TASK MATERIAL =>
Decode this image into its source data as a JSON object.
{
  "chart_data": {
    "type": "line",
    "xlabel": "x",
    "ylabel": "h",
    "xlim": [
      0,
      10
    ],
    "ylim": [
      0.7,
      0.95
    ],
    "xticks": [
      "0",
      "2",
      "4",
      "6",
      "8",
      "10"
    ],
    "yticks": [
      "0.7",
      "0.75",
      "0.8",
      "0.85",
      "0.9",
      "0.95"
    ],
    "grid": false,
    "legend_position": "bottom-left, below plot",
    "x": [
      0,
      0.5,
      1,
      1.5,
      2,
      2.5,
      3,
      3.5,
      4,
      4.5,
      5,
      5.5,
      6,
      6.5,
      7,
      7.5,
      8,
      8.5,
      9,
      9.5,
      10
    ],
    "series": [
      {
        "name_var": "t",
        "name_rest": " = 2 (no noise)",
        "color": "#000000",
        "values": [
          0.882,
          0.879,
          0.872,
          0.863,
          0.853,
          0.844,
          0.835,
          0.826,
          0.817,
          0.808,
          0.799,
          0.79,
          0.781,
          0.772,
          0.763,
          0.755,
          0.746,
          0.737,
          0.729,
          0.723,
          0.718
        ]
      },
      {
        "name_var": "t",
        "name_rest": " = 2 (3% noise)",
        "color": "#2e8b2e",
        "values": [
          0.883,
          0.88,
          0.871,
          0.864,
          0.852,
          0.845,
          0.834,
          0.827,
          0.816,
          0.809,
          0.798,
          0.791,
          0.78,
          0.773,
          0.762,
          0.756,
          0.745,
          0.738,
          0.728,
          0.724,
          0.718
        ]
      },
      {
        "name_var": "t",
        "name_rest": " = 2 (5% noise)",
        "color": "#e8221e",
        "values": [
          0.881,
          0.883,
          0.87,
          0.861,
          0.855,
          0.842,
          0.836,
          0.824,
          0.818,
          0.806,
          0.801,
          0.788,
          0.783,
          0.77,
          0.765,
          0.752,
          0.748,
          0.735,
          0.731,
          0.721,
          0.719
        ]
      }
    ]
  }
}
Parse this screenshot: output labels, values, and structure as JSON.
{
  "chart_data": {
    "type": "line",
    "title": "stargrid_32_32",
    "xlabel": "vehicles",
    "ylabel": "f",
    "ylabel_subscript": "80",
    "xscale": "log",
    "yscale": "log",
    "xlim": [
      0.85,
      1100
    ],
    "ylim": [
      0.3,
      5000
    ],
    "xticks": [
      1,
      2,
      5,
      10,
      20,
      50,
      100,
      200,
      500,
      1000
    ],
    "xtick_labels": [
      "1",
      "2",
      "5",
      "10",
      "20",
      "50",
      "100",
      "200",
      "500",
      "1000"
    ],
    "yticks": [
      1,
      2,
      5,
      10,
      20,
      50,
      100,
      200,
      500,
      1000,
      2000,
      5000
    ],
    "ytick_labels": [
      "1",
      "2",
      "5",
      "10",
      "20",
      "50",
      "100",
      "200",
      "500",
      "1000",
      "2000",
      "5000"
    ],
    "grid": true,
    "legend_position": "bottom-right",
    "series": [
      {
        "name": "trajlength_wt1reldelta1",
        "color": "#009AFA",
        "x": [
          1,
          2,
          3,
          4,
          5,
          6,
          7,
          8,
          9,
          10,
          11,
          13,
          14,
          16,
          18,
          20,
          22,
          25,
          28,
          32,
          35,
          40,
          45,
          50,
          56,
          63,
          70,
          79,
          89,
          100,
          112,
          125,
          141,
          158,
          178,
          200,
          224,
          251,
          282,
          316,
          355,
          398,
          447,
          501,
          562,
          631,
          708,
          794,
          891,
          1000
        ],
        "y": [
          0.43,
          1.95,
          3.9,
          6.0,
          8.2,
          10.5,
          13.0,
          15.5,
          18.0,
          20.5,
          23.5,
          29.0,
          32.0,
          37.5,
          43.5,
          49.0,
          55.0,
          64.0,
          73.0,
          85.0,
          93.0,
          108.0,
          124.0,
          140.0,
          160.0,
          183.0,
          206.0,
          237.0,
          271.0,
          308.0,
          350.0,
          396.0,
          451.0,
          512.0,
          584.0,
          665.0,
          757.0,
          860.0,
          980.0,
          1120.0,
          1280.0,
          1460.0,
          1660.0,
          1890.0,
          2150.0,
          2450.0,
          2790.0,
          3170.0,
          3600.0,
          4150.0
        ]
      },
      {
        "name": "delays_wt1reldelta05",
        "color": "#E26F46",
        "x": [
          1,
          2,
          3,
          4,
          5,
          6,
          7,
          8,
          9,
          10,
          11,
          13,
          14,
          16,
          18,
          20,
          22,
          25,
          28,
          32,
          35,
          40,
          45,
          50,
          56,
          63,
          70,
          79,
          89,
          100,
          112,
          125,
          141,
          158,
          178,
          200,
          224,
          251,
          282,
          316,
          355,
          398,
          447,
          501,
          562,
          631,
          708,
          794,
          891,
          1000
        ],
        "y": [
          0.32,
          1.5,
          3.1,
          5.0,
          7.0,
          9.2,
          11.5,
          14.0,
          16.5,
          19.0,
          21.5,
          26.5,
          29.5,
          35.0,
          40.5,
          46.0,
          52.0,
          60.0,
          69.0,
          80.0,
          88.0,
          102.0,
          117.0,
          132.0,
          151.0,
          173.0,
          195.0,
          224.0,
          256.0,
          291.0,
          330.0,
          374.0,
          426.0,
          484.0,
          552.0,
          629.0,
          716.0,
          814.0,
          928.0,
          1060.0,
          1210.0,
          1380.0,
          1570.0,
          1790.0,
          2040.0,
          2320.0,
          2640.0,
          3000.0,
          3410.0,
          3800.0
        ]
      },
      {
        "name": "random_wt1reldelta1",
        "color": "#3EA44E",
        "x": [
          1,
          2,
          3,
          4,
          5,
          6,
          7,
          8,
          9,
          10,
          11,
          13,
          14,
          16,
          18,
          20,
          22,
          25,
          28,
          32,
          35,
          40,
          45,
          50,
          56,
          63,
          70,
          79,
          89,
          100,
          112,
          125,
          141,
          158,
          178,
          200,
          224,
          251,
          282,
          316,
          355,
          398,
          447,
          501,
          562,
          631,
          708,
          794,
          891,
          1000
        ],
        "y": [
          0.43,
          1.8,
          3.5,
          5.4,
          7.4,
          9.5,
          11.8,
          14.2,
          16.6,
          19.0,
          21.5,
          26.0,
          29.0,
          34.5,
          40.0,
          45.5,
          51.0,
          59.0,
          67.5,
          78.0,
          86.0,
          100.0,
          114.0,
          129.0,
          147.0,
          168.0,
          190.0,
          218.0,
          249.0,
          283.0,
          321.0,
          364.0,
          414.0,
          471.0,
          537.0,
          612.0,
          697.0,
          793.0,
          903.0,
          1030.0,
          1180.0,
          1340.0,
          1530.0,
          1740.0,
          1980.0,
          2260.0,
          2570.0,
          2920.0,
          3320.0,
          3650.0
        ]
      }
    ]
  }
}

EXERCISE => Filter the entries down to the lines with the word "color" in them.

SOLUTION BELOW =>
        "color": "#000000",
        "color": "#2e8b2e",
        "color": "#e8221e",
        "color": "#009AFA",
        "color": "#E26F46",
        "color": "#3EA44E",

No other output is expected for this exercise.